═══ DATA RECORDS

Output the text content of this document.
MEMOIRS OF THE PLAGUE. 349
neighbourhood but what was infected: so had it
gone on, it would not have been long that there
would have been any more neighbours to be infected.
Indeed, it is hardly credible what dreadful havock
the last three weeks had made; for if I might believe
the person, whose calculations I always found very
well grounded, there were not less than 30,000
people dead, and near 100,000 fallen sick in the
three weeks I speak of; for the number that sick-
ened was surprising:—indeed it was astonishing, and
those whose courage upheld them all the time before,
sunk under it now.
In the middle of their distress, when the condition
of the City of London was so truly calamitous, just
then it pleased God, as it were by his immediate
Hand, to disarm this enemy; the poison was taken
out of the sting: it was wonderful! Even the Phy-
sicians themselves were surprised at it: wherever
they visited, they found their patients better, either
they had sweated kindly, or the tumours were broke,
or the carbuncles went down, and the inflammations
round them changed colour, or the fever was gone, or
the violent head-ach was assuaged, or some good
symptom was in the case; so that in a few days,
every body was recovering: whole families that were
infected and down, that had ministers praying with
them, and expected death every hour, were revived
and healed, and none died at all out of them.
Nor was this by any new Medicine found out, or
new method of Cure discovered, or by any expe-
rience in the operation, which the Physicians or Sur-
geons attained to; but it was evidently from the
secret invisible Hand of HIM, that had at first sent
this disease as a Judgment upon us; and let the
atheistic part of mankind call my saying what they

══════

* [YOUR TASK] Copy every line from the records above that contains the word "they".

* [SOLUTION]
they visited, they found their patients better, either
they had sweated kindly, or the tumours were broke,
atheistic part of mankind call my saying what they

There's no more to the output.